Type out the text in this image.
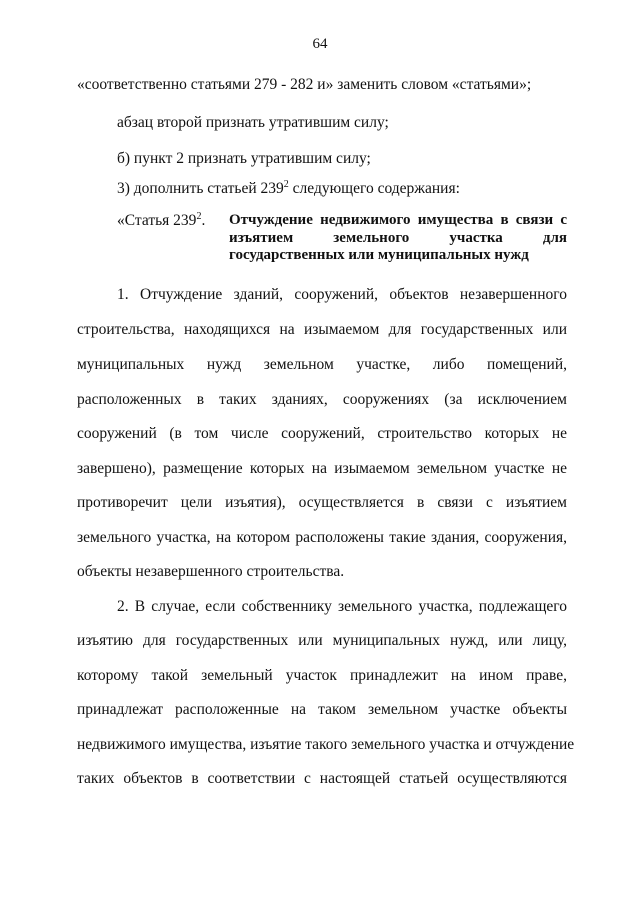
64
«соответственно статьями 279 - 282 и» заменить словом «статьями»;
абзац второй признать утратившим силу;
б) пункт 2 признать утратившим силу;
3) дополнить статьей $239^2$ следующего содержания:
«Статья $239^2$. Отчуждение недвижимого имущества в связи с
изъятием земельного участка для
государственных или муниципальных нужд
1. Отчуждение зданий, сооружений, объектов незавершенного
строительства, находящихся на изымаемом для государственных или
муниципальных нужд земельном участке, либо помещений,
расположенных в таких зданиях, сооружениях (за исключением
сооружений (в том числе сооружений, строительство которых не
завершено), размещение которых на изымаемом земельном участке не
противоречит цели изъятия), осуществляется в связи с изъятием
земельного участка, на котором расположены такие здания, сооружения,
объекты незавершенного строительства.
2. В случае, если собственнику земельного участка, подлежащего
изъятию для государственных или муниципальных нужд, или лицу,
которому такой земельный участок принадлежит на ином праве,
принадлежат расположенные на таком земельном участке объекты
недвижимого имущества, изъятие такого земельного участка и отчуждение
таких объектов в соответствии с настоящей статьей осуществляются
···
SET PROBLEM: Copy all the lines above that hold the string "государственных".

WRITTEN RESPONSE:
государственных или муниципальных нужд
строительства, находящихся на изымаемом для государственных или
изъятию для государственных или муниципальных нужд, или лицу,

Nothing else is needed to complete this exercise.